Problem to work on: Repeat the entire listing exactly as written.

################

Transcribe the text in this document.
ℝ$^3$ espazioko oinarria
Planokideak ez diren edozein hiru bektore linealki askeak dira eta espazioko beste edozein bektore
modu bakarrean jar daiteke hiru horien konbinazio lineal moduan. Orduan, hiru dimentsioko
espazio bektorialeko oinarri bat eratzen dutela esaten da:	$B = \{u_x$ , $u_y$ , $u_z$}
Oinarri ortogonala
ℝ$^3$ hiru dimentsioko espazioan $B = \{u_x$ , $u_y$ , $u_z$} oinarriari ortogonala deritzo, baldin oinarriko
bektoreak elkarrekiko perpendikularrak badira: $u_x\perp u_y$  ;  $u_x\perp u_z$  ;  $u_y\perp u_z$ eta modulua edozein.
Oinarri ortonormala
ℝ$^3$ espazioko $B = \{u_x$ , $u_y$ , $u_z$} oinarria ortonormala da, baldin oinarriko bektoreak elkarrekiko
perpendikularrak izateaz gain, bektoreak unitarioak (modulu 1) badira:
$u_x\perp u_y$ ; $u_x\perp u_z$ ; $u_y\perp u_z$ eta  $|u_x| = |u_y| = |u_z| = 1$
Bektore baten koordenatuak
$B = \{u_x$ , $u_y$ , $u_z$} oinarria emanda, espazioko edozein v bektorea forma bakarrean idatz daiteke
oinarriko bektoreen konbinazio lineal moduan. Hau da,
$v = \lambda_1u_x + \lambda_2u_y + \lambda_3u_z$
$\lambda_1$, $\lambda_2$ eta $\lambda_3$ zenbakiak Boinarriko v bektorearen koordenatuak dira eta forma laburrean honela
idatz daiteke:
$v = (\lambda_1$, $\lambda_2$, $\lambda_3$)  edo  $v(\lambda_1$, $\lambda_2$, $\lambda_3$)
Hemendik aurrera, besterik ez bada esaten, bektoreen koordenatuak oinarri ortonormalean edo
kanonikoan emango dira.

################

Answer to this problem:
Transcribe the text in this document.
ℝ$^3$ espazioko oinarria
Planokideak ez diren edozein hiru bektore linealki askeak dira eta espazioko beste edozein bektore
modu bakarrean jar daiteke hiru horien konbinazio lineal moduan. Orduan, hiru dimentsioko
espazio bektorialeko oinarri bat eratzen dutela esaten da:	$B = \{u_x$ , $u_y$ , $u_z$}
Oinarri ortogonala
ℝ$^3$ hiru dimentsioko espazioan $B = \{u_x$ , $u_y$ , $u_z$} oinarriari ortogonala deritzo, baldin oinarriko
bektoreak elkarrekiko perpendikularrak badira: $u_x\perp u_y$  ;  $u_x\perp u_z$  ;  $u_y\perp u_z$ eta modulua edozein.
Oinarri ortonormala
ℝ$^3$ espazioko $B = \{u_x$ , $u_y$ , $u_z$} oinarria ortonormala da, baldin oinarriko bektoreak elkarrekiko
perpendikularrak izateaz gain, bektoreak unitarioak (modulu 1) badira:
$u_x\perp u_y$ ; $u_x\perp u_z$ ; $u_y\perp u_z$ eta  $|u_x| = |u_y| = |u_z| = 1$
Bektore baten koordenatuak
$B = \{u_x$ , $u_y$ , $u_z$} oinarria emanda, espazioko edozein v bektorea forma bakarrean idatz daiteke
oinarriko bektoreen konbinazio lineal moduan. Hau da,
$v = \lambda_1u_x + \lambda_2u_y + \lambda_3u_z$
$\lambda_1$, $\lambda_2$ eta $\lambda_3$ zenbakiak Boinarriko v bektorearen koordenatuak dira eta forma laburrean honela
idatz daiteke:
$v = (\lambda_1$, $\lambda_2$, $\lambda_3$)  edo  $v(\lambda_1$, $\lambda_2$, $\lambda_3$)
Hemendik aurrera, besterik ez bada esaten, bektoreen koordenatuak oinarri ortonormalean edo
kanonikoan emango dira.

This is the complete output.